REQUIRED WORK :: Reproduce the material below word for word, omitting the picture from your answer.

ENTRIES PROVIDED ::

..............................

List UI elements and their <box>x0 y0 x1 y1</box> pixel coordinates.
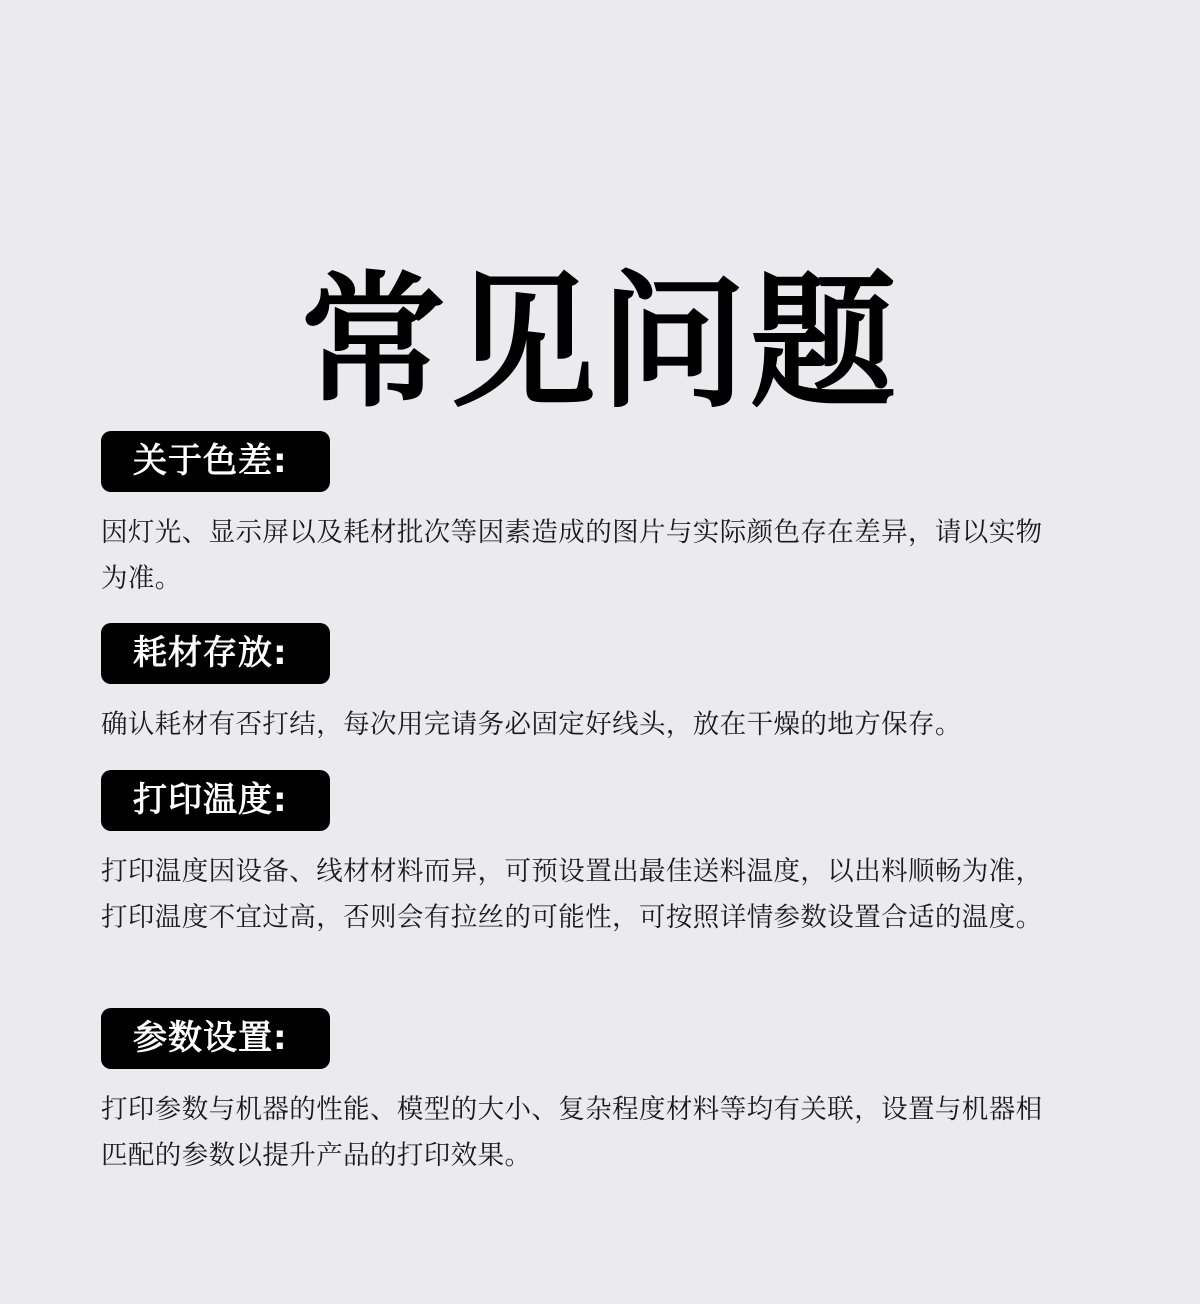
faq-section-print-temperature: 打印温度: 打印温度因设备、线材材料而异，可预设置出最佳送料温度，以出料顺畅为准… <box>101 770 1081 941</box>
section-label: 参数设置: <box>101 1008 330 1069</box>
section-label: 打印温度: <box>101 770 330 831</box>
section-body-text: 确认耗材有否打结，每次用完请务必固定好线头，放在干燥的地方保存。 <box>101 702 1066 748</box>
section-body-text: 打印参数与机器的性能、模型的大小、复杂程度材料等均有关联，设置与机器相匹配的参数… <box>101 1087 1066 1179</box>
page-title: 常见问题 <box>0 258 1200 428</box>
section-label: 关于色差: <box>101 431 330 492</box>
section-body-text: 因灯光、显示屏以及耗材批次等因素造成的图片与实际颜色存在差异，请以实物为准。 <box>101 510 1066 602</box>
faq-section-parameter-settings: 参数设置: 打印参数与机器的性能、模型的大小、复杂程度材料等均有关联，设置与机器… <box>101 1008 1081 1179</box>
faq-section-filament-storage: 耗材存放: 确认耗材有否打结，每次用完请务必固定好线头，放在干燥的地方保存。 <box>101 623 1081 748</box>
section-body-text: 打印温度因设备、线材材料而异，可预设置出最佳送料温度，以出料顺畅为准，打印温度不… <box>101 849 1066 941</box>
section-label: 耗材存放: <box>101 623 330 684</box>
faq-section-color-difference: 关于色差: 因灯光、显示屏以及耗材批次等因素造成的图片与实际颜色存在差异，请以实… <box>101 431 1081 602</box>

..............................

REPLY TO THE TASK ::
List UI elements and their <box>x0 y0 x1 y1</box> pixel coordinates.
faq-section-print-temperature: 打印温度: 打印温度因设备、线材材料而异，可预设置出最佳送料温度，以出料顺畅为准… <box>101 770 1081 941</box>
section-label: 参数设置: <box>101 1008 330 1069</box>
section-label: 打印温度: <box>101 770 330 831</box>
section-body-text: 确认耗材有否打结，每次用完请务必固定好线头，放在干燥的地方保存。 <box>101 702 1066 748</box>
section-body-text: 打印参数与机器的性能、模型的大小、复杂程度材料等均有关联，设置与机器相匹配的参数… <box>101 1087 1066 1179</box>
page-title: 常见问题 <box>0 258 1200 428</box>
section-label: 关于色差: <box>101 431 330 492</box>
section-body-text: 因灯光、显示屏以及耗材批次等因素造成的图片与实际颜色存在差异，请以实物为准。 <box>101 510 1066 602</box>
faq-section-parameter-settings: 参数设置: 打印参数与机器的性能、模型的大小、复杂程度材料等均有关联，设置与机器… <box>101 1008 1081 1179</box>
faq-section-filament-storage: 耗材存放: 确认耗材有否打结，每次用完请务必固定好线头，放在干燥的地方保存。 <box>101 623 1081 748</box>
section-body-text: 打印温度因设备、线材材料而异，可预设置出最佳送料温度，以出料顺畅为准，打印温度不… <box>101 849 1066 941</box>
section-label: 耗材存放: <box>101 623 330 684</box>
faq-section-color-difference: 关于色差: 因灯光、显示屏以及耗材批次等因素造成的图片与实际颜色存在差异，请以实… <box>101 431 1081 602</box>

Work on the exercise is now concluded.